Repeat the lines in the records starting at the line that contains "junction node: [534, 1191, 549, 1206]" and ending at the line that contains "wire IG2 switch down: [541, 819, 545, 1041]", including both of those lines.

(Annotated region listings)

----

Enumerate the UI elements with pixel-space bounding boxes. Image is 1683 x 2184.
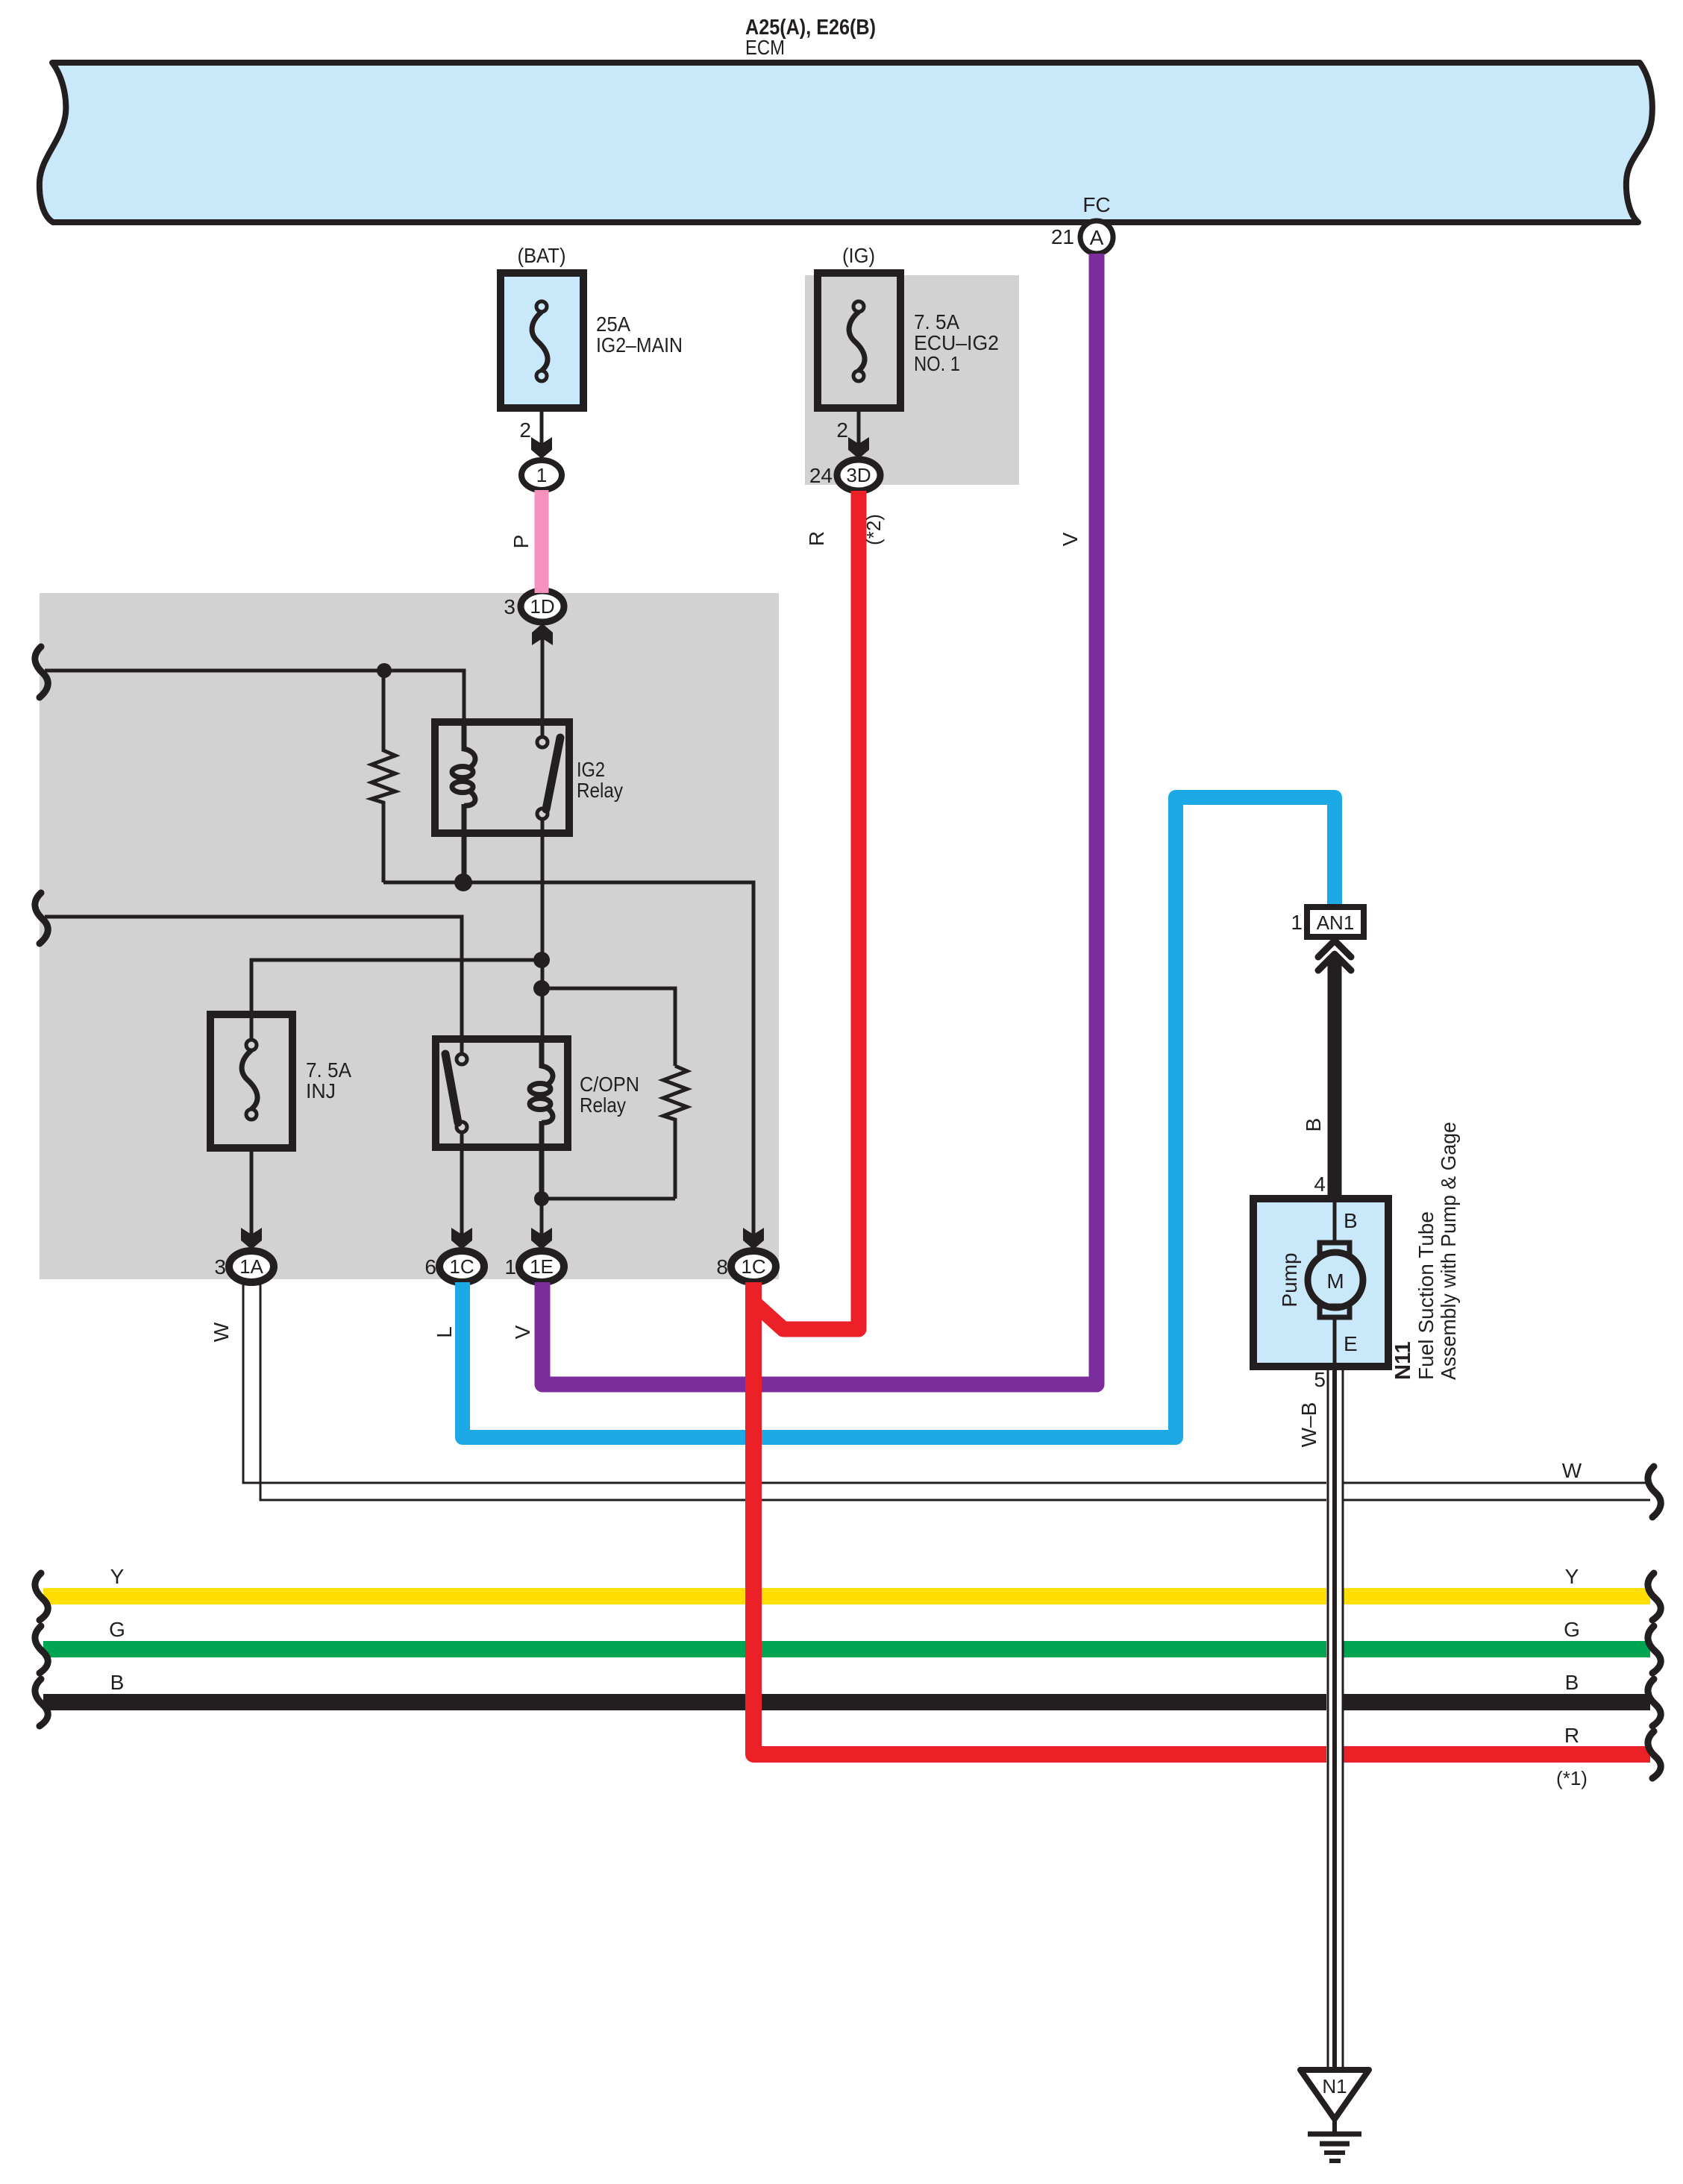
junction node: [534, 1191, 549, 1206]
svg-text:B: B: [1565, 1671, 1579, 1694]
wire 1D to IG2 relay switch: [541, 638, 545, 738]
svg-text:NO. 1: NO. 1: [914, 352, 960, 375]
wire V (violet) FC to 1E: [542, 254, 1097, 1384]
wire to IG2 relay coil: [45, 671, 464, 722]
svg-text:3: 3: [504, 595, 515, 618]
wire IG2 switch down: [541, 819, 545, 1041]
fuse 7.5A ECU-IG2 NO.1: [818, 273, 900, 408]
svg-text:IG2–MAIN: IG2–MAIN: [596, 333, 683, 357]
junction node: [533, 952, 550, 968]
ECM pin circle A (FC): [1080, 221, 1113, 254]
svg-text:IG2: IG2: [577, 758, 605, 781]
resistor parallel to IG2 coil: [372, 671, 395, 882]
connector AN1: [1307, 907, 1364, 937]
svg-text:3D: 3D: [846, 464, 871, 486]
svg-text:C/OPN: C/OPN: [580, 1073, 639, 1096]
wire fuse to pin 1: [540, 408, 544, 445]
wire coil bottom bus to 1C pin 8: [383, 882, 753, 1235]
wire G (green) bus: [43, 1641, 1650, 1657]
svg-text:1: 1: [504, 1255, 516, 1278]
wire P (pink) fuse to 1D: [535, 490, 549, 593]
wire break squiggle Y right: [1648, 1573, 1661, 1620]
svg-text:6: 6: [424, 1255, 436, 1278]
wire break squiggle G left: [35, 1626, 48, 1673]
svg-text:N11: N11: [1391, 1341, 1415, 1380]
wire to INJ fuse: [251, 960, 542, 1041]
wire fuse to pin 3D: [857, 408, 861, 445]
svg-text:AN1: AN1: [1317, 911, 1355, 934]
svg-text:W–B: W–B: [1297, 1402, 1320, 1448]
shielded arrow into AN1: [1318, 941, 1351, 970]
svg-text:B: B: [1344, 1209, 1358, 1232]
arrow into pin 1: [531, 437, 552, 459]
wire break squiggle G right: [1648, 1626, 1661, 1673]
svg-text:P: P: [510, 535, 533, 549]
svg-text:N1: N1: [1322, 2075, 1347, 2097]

----

ANSWER TO THIS EXERCISE →
junction node: [534, 1191, 549, 1206]
svg-text:B: B: [1565, 1671, 1579, 1694]
wire 1D to IG2 relay switch: [541, 638, 545, 738]
svg-text:NO. 1: NO. 1: [914, 352, 960, 375]
wire V (violet) FC to 1E: [542, 254, 1097, 1384]
wire to IG2 relay coil: [45, 671, 464, 722]
svg-text:3: 3: [504, 595, 515, 618]
wire IG2 switch down: [541, 819, 545, 1041]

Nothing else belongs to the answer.